**What is asked**
Pick out every line holding the string "West" and copy it.

**Data for this exercise**

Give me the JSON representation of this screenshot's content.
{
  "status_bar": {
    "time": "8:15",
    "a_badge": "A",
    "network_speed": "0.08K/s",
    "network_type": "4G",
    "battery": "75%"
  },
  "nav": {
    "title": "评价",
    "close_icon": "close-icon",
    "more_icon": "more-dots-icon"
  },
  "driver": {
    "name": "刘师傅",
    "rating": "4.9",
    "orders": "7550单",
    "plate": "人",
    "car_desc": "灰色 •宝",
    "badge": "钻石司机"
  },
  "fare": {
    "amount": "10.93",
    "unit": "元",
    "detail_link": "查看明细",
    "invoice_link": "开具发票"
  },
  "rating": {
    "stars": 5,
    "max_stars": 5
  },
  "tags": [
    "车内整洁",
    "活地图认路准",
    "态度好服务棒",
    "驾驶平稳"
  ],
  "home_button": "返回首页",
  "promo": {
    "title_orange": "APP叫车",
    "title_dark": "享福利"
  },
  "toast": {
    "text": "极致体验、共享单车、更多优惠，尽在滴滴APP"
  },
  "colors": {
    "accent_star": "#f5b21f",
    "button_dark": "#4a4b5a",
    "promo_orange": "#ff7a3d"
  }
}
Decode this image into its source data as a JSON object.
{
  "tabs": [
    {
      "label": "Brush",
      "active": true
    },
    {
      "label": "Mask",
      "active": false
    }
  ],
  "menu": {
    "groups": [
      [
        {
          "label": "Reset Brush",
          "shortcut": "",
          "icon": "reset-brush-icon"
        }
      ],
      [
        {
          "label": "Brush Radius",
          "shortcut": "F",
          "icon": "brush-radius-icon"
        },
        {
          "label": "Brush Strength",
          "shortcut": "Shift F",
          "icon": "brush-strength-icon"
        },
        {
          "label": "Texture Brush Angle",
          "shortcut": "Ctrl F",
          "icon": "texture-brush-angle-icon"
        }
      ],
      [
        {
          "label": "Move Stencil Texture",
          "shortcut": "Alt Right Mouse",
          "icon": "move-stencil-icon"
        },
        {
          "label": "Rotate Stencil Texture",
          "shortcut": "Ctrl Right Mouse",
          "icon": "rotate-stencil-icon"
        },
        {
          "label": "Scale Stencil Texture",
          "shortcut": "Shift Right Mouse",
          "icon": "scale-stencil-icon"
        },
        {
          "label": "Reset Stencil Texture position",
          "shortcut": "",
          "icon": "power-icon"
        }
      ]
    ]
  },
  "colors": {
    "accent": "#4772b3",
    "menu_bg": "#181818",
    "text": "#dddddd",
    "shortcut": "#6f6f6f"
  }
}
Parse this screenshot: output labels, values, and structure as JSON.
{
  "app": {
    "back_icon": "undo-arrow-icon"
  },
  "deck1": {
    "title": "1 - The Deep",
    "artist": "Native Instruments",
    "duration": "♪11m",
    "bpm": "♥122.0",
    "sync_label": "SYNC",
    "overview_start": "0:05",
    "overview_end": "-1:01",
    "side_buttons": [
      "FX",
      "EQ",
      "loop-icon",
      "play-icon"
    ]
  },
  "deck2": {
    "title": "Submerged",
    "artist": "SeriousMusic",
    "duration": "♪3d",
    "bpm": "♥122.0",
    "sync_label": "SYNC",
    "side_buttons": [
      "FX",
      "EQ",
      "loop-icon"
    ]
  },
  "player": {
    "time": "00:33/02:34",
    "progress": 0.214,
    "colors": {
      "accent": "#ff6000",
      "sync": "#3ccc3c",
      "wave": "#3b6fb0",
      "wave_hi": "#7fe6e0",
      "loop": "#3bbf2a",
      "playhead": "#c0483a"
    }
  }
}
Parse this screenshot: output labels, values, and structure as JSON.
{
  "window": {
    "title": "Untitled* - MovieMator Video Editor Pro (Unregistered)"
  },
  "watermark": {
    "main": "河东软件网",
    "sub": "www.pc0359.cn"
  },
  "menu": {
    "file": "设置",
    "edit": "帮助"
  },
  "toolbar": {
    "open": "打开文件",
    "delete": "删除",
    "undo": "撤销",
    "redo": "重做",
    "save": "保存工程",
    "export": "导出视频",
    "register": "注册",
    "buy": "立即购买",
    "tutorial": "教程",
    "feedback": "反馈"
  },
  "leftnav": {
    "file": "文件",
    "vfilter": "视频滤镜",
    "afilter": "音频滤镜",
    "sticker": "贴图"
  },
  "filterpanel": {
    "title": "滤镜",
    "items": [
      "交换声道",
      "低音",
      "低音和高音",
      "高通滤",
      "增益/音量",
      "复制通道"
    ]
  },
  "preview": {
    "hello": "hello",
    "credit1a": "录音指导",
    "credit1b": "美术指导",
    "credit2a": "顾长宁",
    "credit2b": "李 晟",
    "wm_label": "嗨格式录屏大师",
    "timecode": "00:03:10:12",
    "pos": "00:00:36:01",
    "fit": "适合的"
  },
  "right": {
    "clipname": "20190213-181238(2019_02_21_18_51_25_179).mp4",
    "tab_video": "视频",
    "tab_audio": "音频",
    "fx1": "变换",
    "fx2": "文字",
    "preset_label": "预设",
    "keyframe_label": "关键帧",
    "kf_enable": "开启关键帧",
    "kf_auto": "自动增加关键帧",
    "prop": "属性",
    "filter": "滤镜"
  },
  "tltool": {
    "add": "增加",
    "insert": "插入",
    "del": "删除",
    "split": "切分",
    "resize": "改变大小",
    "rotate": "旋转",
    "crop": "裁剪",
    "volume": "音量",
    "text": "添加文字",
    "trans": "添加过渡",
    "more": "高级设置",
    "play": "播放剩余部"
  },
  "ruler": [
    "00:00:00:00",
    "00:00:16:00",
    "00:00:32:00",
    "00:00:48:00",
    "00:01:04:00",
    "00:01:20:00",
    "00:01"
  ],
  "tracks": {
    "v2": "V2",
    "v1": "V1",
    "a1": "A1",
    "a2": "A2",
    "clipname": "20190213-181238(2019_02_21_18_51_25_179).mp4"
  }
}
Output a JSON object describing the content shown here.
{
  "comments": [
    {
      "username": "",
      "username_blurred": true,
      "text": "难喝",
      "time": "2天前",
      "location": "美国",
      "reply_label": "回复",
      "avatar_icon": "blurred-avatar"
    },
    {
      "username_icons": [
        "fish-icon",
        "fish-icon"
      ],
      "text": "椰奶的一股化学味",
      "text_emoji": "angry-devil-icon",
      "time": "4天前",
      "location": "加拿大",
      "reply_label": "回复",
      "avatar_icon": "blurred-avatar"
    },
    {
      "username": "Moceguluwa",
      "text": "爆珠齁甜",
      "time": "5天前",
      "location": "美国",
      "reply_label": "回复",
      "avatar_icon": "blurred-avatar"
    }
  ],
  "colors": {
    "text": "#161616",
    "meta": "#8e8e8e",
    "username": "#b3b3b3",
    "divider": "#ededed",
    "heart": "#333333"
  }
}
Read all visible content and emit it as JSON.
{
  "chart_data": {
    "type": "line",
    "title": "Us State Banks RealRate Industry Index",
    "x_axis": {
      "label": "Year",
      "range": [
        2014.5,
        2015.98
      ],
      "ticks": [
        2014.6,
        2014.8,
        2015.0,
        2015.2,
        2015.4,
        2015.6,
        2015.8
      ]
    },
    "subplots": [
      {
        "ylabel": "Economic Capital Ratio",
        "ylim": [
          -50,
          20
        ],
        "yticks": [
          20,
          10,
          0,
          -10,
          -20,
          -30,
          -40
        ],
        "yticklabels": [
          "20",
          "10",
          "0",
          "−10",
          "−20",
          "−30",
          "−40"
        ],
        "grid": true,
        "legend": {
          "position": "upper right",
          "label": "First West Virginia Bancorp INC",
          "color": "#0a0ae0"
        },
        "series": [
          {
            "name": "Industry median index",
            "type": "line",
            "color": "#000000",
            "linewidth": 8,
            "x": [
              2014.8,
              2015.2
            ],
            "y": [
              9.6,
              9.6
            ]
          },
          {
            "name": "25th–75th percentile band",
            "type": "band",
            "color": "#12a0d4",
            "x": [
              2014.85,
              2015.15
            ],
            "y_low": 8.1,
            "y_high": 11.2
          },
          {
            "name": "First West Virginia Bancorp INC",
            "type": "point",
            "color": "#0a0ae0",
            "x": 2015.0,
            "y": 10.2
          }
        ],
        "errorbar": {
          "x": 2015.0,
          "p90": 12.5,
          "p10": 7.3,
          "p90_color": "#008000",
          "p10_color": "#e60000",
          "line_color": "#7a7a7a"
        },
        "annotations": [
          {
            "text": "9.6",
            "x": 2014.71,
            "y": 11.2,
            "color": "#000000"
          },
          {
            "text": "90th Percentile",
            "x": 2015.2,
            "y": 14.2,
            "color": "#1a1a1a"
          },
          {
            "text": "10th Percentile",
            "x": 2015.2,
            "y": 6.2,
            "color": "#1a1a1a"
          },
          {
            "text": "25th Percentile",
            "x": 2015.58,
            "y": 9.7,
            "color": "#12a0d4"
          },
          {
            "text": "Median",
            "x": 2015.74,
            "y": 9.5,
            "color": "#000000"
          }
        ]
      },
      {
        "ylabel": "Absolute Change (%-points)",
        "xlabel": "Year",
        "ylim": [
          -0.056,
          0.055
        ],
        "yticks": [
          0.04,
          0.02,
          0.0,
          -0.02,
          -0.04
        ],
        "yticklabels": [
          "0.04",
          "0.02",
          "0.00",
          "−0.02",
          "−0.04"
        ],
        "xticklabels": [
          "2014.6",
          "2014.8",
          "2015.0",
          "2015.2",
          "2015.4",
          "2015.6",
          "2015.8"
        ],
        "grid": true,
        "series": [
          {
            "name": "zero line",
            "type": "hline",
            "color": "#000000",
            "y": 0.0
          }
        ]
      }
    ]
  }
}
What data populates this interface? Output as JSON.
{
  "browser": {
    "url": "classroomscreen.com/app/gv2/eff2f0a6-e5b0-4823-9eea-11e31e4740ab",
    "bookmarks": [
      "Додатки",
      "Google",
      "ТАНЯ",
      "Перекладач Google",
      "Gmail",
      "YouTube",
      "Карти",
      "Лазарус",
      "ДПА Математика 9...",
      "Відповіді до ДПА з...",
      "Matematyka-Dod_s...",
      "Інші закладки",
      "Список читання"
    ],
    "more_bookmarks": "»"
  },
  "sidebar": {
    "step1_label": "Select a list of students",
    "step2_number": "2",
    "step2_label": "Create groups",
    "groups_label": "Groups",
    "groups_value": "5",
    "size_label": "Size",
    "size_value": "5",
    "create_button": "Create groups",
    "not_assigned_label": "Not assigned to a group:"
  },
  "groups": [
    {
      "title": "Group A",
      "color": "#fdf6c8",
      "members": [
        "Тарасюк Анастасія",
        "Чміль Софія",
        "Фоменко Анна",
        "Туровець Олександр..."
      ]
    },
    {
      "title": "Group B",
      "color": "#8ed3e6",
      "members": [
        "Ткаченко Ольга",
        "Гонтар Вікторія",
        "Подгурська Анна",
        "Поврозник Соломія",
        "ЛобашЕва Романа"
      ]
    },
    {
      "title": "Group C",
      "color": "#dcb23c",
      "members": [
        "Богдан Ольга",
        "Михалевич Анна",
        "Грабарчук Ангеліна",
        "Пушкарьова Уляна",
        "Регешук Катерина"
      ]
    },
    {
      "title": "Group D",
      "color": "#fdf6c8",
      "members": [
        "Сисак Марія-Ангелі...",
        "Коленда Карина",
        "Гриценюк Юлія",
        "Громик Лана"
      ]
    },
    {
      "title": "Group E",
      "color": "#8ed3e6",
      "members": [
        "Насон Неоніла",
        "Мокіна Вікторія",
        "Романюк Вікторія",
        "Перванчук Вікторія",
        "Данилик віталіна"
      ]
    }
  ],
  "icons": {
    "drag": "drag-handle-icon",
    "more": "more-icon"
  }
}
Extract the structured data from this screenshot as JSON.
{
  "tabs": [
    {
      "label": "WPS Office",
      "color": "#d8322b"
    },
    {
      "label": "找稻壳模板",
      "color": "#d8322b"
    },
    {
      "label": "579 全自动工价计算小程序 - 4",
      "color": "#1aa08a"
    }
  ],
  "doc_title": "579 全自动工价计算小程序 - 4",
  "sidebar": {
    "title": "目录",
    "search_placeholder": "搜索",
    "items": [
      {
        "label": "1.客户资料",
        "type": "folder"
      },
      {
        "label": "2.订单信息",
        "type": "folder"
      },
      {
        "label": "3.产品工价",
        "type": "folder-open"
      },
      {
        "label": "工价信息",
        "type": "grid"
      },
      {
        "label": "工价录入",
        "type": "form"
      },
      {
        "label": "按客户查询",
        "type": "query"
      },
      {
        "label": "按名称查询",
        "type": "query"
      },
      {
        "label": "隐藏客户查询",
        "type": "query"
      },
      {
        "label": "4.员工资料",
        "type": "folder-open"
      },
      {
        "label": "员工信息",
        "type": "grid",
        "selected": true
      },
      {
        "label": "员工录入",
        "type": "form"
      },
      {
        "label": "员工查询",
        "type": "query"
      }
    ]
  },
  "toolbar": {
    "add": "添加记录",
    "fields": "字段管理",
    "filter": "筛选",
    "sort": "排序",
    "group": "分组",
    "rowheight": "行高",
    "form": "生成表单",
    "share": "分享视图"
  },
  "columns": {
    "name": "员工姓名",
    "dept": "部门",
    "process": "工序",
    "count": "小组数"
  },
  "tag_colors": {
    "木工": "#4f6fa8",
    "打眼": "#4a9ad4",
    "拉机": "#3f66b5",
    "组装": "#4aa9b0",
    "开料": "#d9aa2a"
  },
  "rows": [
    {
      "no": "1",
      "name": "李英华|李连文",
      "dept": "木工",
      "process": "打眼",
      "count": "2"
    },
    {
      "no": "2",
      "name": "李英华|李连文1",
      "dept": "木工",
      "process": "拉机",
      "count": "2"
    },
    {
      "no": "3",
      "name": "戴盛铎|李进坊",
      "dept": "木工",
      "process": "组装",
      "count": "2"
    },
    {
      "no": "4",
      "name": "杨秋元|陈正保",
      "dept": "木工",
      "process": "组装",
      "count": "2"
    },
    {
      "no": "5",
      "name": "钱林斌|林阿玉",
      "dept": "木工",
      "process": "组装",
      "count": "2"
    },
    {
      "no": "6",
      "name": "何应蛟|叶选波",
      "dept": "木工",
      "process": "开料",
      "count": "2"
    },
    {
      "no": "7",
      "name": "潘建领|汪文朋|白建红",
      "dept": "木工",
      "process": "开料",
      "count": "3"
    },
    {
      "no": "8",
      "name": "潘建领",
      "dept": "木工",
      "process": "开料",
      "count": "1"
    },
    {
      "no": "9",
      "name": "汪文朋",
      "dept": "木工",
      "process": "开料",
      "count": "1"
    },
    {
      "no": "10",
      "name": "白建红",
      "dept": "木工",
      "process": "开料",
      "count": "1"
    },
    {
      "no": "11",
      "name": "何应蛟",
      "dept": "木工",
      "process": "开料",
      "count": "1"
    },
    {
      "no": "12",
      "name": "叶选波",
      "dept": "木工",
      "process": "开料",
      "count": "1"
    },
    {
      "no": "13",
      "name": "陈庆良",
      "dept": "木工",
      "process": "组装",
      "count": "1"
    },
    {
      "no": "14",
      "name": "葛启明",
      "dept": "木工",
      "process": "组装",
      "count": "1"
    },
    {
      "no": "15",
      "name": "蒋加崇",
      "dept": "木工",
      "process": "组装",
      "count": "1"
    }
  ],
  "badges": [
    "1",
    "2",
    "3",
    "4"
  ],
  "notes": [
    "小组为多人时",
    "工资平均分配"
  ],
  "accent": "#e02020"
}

**In response**
          "label": "First West Virginia Bancorp INC",
            "name": "First West Virginia Bancorp INC",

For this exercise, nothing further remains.